▸ WHAT YOU NEED TO DO
Reproduce every item below verbatim, keeping each line unchanged and in its original order.

▸ INFORMATION PROVIDED

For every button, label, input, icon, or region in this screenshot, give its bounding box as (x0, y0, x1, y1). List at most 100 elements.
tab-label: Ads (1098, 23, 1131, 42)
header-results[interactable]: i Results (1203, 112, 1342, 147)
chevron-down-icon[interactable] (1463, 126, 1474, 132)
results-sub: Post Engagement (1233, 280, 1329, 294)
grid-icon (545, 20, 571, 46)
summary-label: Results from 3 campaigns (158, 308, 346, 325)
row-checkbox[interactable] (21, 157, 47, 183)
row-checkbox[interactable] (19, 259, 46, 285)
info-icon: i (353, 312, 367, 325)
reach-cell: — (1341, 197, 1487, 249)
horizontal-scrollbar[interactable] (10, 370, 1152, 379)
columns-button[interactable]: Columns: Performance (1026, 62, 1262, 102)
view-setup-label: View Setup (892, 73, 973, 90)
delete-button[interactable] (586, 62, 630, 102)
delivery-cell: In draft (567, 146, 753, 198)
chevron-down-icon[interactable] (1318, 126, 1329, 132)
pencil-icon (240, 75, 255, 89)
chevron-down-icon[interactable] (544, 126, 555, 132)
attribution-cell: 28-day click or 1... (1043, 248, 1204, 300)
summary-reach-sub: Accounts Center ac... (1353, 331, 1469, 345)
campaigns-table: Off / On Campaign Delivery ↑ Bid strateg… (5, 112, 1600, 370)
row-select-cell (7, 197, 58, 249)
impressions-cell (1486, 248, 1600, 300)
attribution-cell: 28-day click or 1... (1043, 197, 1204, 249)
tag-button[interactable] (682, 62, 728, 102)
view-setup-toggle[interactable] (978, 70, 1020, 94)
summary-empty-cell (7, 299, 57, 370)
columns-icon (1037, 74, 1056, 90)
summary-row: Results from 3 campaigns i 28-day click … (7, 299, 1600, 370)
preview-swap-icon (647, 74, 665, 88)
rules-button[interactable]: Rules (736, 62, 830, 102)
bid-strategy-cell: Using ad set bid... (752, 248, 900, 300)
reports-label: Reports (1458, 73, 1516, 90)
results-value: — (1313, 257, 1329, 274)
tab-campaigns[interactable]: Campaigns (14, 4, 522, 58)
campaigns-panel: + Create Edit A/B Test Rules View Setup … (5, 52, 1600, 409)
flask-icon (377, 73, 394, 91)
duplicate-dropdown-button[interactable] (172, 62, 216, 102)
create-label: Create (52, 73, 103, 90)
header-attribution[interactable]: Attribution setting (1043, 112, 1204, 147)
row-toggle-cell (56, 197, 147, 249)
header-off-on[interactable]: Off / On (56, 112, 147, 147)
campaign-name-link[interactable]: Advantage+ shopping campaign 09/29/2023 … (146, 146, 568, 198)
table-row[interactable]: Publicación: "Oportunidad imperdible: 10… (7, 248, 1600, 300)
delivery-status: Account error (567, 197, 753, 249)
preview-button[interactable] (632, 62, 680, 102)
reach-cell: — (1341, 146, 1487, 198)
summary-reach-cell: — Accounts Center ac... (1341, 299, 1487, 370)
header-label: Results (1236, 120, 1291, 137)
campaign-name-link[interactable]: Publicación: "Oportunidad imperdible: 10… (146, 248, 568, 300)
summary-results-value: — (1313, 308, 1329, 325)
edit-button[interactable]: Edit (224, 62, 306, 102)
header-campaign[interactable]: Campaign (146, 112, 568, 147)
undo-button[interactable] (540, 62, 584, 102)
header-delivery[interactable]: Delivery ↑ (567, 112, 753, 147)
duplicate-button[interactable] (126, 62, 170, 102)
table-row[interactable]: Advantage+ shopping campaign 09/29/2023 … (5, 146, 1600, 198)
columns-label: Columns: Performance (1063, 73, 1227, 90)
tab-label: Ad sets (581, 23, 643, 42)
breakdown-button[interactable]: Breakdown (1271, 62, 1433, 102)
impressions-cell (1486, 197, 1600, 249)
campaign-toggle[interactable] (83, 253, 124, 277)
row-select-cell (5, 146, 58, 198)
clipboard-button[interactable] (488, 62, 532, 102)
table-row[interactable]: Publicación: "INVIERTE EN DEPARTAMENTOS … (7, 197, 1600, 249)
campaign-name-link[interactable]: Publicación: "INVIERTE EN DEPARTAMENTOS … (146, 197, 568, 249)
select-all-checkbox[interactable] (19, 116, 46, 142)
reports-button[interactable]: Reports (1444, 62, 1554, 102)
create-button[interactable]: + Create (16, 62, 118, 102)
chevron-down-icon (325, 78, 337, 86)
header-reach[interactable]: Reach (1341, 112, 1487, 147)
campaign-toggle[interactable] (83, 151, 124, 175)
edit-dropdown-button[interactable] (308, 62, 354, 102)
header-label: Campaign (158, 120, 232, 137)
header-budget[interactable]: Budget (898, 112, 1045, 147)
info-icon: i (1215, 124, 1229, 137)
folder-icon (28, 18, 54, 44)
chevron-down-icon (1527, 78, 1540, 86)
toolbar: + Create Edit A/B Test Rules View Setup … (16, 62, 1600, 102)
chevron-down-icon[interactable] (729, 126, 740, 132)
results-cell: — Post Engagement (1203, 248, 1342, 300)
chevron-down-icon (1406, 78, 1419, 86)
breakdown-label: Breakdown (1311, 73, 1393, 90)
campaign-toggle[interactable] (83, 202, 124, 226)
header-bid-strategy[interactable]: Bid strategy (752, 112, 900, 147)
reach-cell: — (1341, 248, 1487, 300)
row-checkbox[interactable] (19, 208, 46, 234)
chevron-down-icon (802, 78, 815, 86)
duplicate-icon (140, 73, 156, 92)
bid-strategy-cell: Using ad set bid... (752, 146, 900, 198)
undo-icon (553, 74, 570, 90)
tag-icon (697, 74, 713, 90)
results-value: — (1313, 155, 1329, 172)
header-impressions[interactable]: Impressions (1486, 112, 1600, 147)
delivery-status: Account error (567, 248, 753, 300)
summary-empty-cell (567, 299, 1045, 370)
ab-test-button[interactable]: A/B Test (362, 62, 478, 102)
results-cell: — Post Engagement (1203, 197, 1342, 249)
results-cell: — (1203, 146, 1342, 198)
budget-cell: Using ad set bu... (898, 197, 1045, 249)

▸ COMPLETE ANSWER
For every button, label, input, icon, or region in this screenshot, give its bounding box as (x0, y0, x1, y1). List at most 100 elements.
tab-label: Ads (1098, 23, 1131, 42)
header-results[interactable]: i Results (1203, 112, 1342, 147)
chevron-down-icon[interactable] (1463, 126, 1474, 132)
results-sub: Post Engagement (1233, 280, 1329, 294)
grid-icon (545, 20, 571, 46)
summary-label: Results from 3 campaigns (158, 308, 346, 325)
row-checkbox[interactable] (21, 157, 47, 183)
row-checkbox[interactable] (19, 259, 46, 285)
info-icon: i (353, 312, 367, 325)
reach-cell: — (1341, 197, 1487, 249)
horizontal-scrollbar[interactable] (10, 370, 1152, 379)
columns-button[interactable]: Columns: Performance (1026, 62, 1262, 102)
view-setup-label: View Setup (892, 73, 973, 90)
delete-button[interactable] (586, 62, 630, 102)
delivery-cell: In draft (567, 146, 753, 198)
chevron-down-icon[interactable] (1318, 126, 1329, 132)
pencil-icon (240, 75, 255, 89)
chevron-down-icon[interactable] (544, 126, 555, 132)
attribution-cell: 28-day click or 1... (1043, 248, 1204, 300)
summary-reach-sub: Accounts Center ac... (1353, 331, 1469, 345)
campaigns-table: Off / On Campaign Delivery ↑ Bid strateg… (5, 112, 1600, 370)
row-select-cell (7, 197, 58, 249)
impressions-cell (1486, 248, 1600, 300)
attribution-cell: 28-day click or 1... (1043, 197, 1204, 249)
tag-button[interactable] (682, 62, 728, 102)
view-setup-toggle[interactable] (978, 70, 1020, 94)
summary-empty-cell (7, 299, 57, 370)
columns-icon (1037, 74, 1056, 90)
summary-row: Results from 3 campaigns i 28-day click … (7, 299, 1600, 370)
preview-swap-icon (647, 74, 665, 88)
rules-button[interactable]: Rules (736, 62, 830, 102)
bid-strategy-cell: Using ad set bid... (752, 248, 900, 300)
reports-label: Reports (1458, 73, 1516, 90)
results-value: — (1313, 257, 1329, 274)
tab-campaigns[interactable]: Campaigns (14, 4, 522, 58)
campaigns-panel: + Create Edit A/B Test Rules View Setup … (5, 52, 1600, 409)
flask-icon (377, 73, 394, 91)
duplicate-dropdown-button[interactable] (172, 62, 216, 102)
create-label: Create (52, 73, 103, 90)
header-attribution[interactable]: Attribution setting (1043, 112, 1204, 147)
row-toggle-cell (56, 197, 147, 249)
header-off-on[interactable]: Off / On (56, 112, 147, 147)
campaign-name-link[interactable]: Advantage+ shopping campaign 09/29/2023 … (146, 146, 568, 198)
table-row[interactable]: Publicación: "Oportunidad imperdible: 10… (7, 248, 1600, 300)
delivery-status: Account error (567, 197, 753, 249)
preview-button[interactable] (632, 62, 680, 102)
reach-cell: — (1341, 146, 1487, 198)
summary-reach-cell: — Accounts Center ac... (1341, 299, 1487, 370)
header-label: Results (1236, 120, 1291, 137)
campaign-name-link[interactable]: Publicación: "Oportunidad imperdible: 10… (146, 248, 568, 300)
summary-results-value: — (1313, 308, 1329, 325)
edit-button[interactable]: Edit (224, 62, 306, 102)
header-campaign[interactable]: Campaign (146, 112, 568, 147)
undo-button[interactable] (540, 62, 584, 102)
header-delivery[interactable]: Delivery ↑ (567, 112, 753, 147)
duplicate-button[interactable] (126, 62, 170, 102)
table-row[interactable]: Advantage+ shopping campaign 09/29/2023 … (5, 146, 1600, 198)
columns-label: Columns: Performance (1063, 73, 1227, 90)
tab-label: Ad sets (581, 23, 643, 42)
breakdown-button[interactable]: Breakdown (1271, 62, 1433, 102)
impressions-cell (1486, 197, 1600, 249)
campaign-toggle[interactable] (83, 253, 124, 277)
row-select-cell (5, 146, 58, 198)
clipboard-button[interactable] (488, 62, 532, 102)
table-row[interactable]: Publicación: "INVIERTE EN DEPARTAMENTOS … (7, 197, 1600, 249)
campaign-name-link[interactable]: Publicación: "INVIERTE EN DEPARTAMENTOS … (146, 197, 568, 249)
select-all-checkbox[interactable] (19, 116, 46, 142)
reports-button[interactable]: Reports (1444, 62, 1554, 102)
create-button[interactable]: + Create (16, 62, 118, 102)
chevron-down-icon (325, 78, 337, 86)
header-reach[interactable]: Reach (1341, 112, 1487, 147)
campaign-toggle[interactable] (83, 151, 124, 175)
edit-dropdown-button[interactable] (308, 62, 354, 102)
header-label: Campaign (158, 120, 232, 137)
header-budget[interactable]: Budget (898, 112, 1045, 147)
info-icon: i (1215, 124, 1229, 137)
folder-icon (28, 18, 54, 44)
chevron-down-icon (1527, 78, 1540, 86)
toolbar: + Create Edit A/B Test Rules View Setup … (16, 62, 1600, 102)
chevron-down-icon[interactable] (729, 126, 740, 132)
results-cell: — Post Engagement (1203, 248, 1342, 300)
chevron-down-icon (1406, 78, 1419, 86)
breakdown-label: Breakdown (1311, 73, 1393, 90)
campaign-toggle[interactable] (83, 202, 124, 226)
header-bid-strategy[interactable]: Bid strategy (752, 112, 900, 147)
reach-cell: — (1341, 248, 1487, 300)
row-checkbox[interactable] (19, 208, 46, 234)
chevron-down-icon (802, 78, 815, 86)
duplicate-icon (140, 73, 156, 92)
bid-strategy-cell: Using ad set bid... (752, 146, 900, 198)
undo-icon (553, 74, 570, 90)
tag-icon (697, 74, 713, 90)
results-value: — (1313, 155, 1329, 172)
header-impressions[interactable]: Impressions (1486, 112, 1600, 147)
delivery-status: Account error (567, 248, 753, 300)
summary-empty-cell (567, 299, 1045, 370)
ab-test-button[interactable]: A/B Test (362, 62, 478, 102)
results-cell: — Post Engagement (1203, 197, 1342, 249)
results-cell: — (1203, 146, 1342, 198)
budget-cell: Using ad set bu... (898, 197, 1045, 249)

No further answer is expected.